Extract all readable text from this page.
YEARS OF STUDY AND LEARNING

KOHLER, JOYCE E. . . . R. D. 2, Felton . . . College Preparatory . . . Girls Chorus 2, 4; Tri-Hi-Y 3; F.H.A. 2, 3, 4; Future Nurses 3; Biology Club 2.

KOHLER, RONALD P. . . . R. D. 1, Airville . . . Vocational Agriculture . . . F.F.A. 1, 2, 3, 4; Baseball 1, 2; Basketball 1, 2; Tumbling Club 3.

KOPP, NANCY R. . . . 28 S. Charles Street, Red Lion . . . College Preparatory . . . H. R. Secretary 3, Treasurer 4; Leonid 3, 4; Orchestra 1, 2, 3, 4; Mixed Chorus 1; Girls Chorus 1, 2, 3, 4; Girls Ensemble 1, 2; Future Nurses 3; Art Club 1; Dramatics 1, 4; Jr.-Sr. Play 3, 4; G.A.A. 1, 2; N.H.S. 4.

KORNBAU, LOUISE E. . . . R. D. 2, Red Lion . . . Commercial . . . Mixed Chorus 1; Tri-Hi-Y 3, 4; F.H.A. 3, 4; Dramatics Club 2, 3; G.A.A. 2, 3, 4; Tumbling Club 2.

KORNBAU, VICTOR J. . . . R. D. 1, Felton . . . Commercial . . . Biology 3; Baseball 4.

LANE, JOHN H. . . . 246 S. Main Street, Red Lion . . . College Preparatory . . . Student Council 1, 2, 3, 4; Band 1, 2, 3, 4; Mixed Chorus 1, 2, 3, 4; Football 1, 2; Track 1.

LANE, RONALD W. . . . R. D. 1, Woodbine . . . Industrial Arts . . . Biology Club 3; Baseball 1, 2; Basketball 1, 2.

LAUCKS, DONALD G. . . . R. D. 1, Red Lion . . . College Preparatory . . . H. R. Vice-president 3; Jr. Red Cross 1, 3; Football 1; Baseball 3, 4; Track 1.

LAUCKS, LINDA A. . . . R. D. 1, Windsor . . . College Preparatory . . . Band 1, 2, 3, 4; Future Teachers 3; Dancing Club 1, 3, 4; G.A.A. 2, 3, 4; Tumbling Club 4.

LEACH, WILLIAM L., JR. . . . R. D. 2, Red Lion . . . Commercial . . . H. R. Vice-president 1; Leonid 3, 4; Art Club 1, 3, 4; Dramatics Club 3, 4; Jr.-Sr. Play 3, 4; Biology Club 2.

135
■ ■ ■
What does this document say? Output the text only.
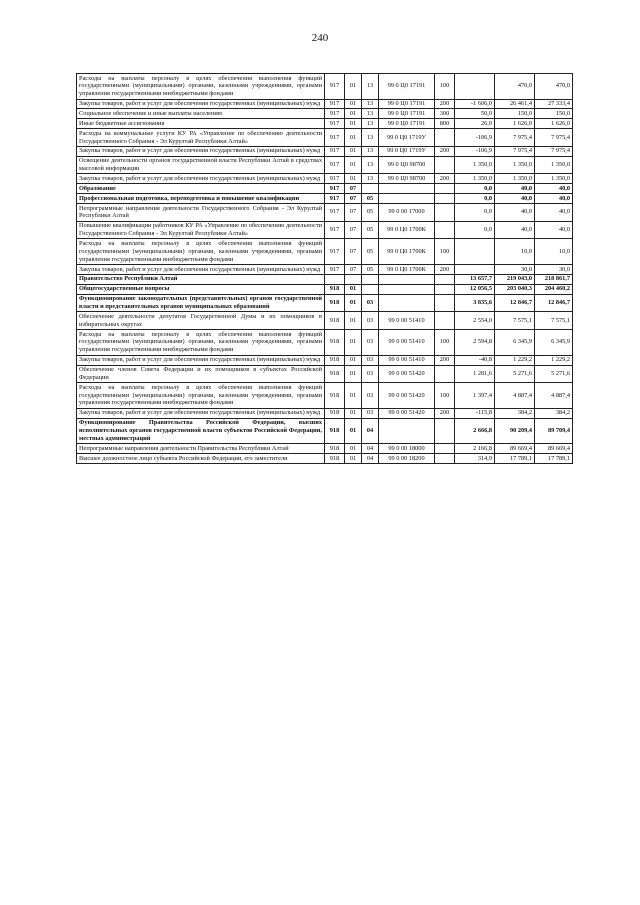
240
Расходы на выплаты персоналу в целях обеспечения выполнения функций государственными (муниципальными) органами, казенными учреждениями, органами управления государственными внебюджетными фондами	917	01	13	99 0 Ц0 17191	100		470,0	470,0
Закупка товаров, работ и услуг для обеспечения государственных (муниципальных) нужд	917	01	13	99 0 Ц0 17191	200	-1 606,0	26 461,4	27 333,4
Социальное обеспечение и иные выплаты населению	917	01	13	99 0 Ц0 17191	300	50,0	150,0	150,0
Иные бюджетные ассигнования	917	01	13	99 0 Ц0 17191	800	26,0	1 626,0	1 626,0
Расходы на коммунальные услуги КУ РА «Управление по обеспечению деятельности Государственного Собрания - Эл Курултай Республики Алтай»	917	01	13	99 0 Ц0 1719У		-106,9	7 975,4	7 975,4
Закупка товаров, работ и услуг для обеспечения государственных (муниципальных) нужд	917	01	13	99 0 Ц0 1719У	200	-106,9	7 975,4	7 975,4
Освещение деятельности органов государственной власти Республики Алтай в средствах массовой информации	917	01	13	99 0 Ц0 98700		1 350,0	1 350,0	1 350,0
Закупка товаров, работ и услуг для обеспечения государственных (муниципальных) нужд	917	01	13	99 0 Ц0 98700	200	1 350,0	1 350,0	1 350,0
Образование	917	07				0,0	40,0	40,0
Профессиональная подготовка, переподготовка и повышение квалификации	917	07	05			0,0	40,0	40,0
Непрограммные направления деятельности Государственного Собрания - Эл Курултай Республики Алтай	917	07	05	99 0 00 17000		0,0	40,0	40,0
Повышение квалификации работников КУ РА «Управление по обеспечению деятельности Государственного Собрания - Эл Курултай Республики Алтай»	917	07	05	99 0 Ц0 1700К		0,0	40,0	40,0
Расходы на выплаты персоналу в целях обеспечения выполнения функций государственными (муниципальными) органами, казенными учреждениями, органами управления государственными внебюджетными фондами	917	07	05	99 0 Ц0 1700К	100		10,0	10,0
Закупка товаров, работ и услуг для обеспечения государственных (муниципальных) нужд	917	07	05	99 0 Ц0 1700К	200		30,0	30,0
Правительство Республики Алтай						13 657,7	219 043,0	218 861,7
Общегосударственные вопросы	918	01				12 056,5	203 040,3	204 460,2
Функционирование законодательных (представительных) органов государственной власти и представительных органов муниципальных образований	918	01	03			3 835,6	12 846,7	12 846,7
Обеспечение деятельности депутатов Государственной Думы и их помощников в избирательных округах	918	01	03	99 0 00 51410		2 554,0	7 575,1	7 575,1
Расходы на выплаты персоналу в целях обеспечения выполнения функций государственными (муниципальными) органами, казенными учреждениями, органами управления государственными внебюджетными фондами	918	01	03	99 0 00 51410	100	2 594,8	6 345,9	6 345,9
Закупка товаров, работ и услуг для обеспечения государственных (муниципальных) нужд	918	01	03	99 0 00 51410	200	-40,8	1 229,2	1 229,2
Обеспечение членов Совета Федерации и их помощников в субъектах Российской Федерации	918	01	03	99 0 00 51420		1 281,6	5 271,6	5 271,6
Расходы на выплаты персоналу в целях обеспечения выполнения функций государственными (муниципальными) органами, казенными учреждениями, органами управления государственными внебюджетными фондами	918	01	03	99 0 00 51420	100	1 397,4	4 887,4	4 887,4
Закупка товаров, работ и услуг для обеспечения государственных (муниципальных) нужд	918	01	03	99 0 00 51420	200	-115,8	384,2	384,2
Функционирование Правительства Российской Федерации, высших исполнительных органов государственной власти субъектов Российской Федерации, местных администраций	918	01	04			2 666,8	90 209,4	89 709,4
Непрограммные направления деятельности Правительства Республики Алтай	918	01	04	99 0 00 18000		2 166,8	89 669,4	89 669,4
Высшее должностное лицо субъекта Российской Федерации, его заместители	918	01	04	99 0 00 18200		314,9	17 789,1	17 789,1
■ ■ ■
The request: Copy every line of the material in which the word "Basketball" occurs.

Written answer:
KOHLER, RONALD P. . . . R. D. 1, Airville . . . Vocational Agriculture . . . F.F.A. 1, 2, 3, 4; Baseball 1, 2; Basketball 1, 2; Tumbling Club 3.
LANE, RONALD W. . . . R. D. 1, Woodbine . . . Industrial Arts . . . Biology Club 3; Baseball 1, 2; Basketball 1, 2.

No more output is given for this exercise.